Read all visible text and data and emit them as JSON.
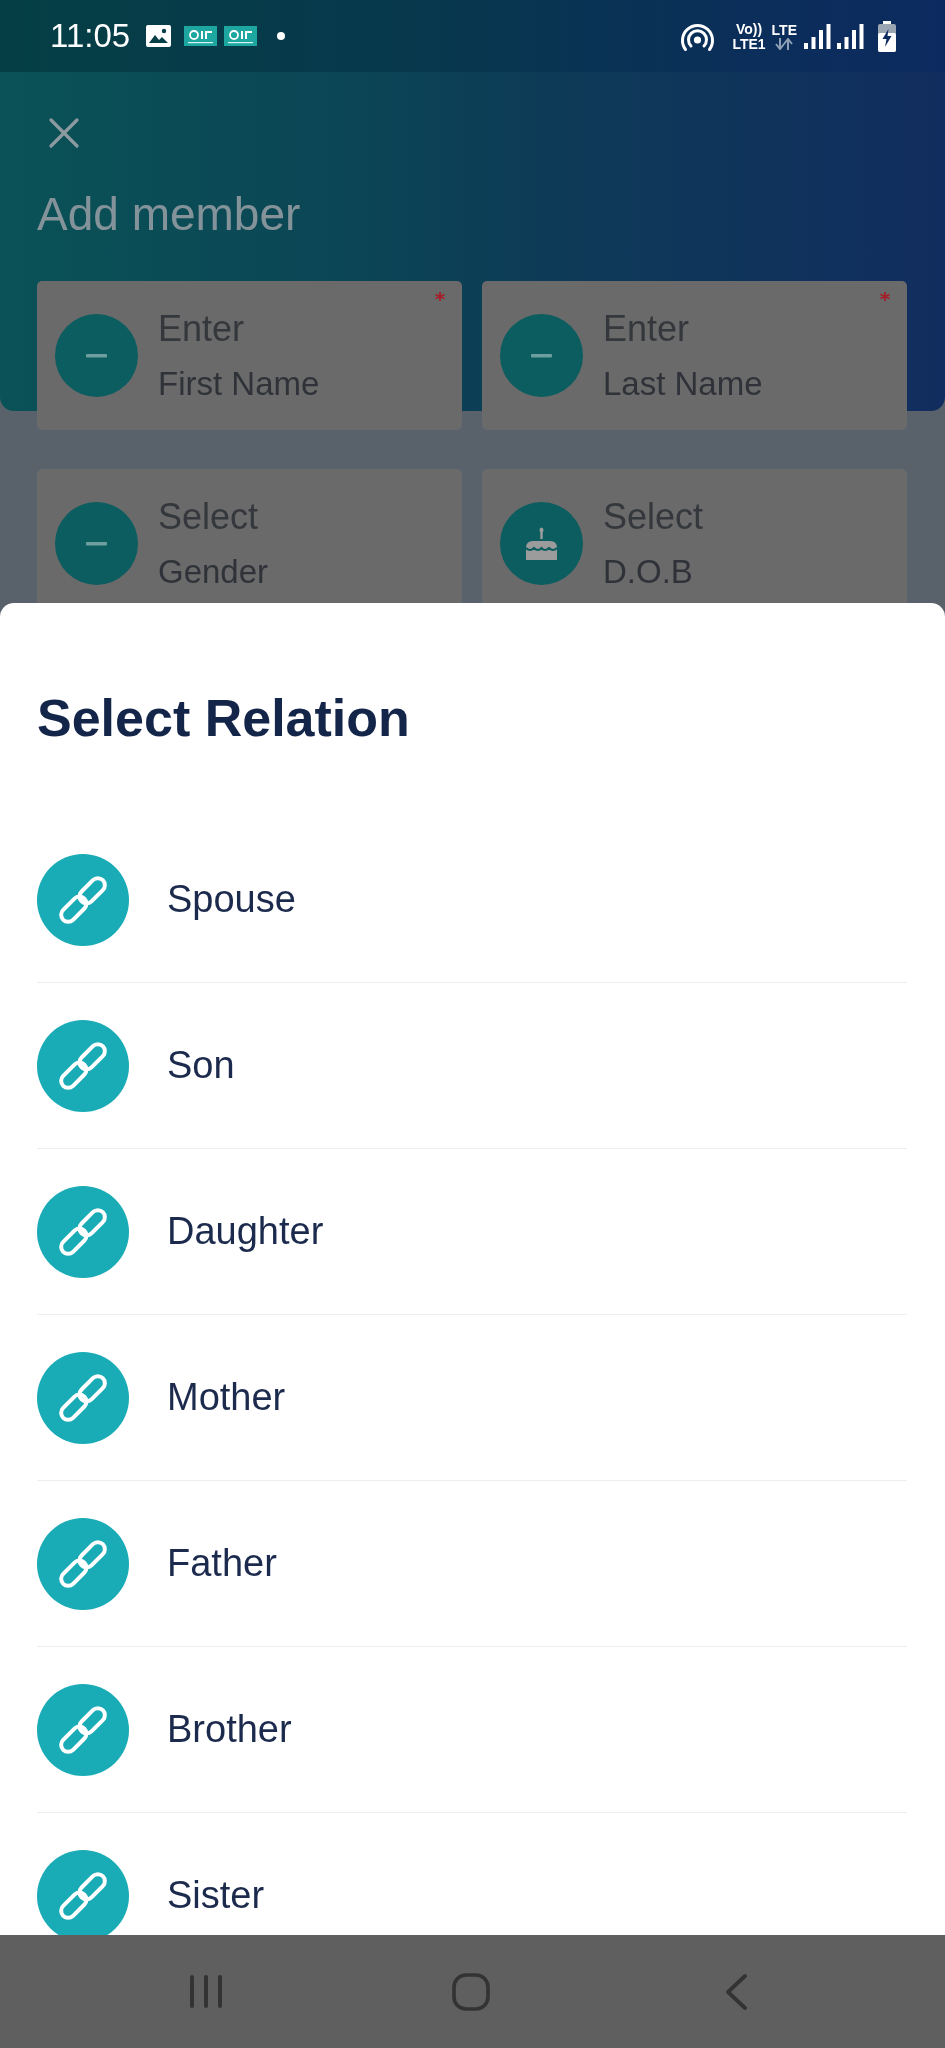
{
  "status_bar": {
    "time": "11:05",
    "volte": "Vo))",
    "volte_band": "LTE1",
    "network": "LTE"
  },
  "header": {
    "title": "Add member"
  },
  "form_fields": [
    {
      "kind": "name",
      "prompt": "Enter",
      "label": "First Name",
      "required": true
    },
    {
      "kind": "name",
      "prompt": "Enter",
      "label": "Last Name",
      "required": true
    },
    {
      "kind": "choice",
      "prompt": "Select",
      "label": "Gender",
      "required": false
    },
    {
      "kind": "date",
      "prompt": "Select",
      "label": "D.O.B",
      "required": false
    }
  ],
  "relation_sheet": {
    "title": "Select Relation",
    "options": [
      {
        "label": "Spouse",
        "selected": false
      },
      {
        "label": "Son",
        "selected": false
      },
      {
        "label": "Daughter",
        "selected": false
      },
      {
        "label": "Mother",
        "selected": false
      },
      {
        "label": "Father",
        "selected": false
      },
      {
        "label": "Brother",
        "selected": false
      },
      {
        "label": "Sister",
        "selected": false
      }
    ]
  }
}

_ _ _

## REQUIRED WORK
Copy all lines from the material that include "label".

## FINISHED ANSWER
      "label": "First Name",
      "label": "Last Name",
      "label": "Gender",
      "label": "D.O.B",
        "label": "Spouse",
        "label": "Son",
        "label": "Daughter",
        "label": "Mother",
        "label": "Father",
        "label": "Brother",
        "label": "Sister",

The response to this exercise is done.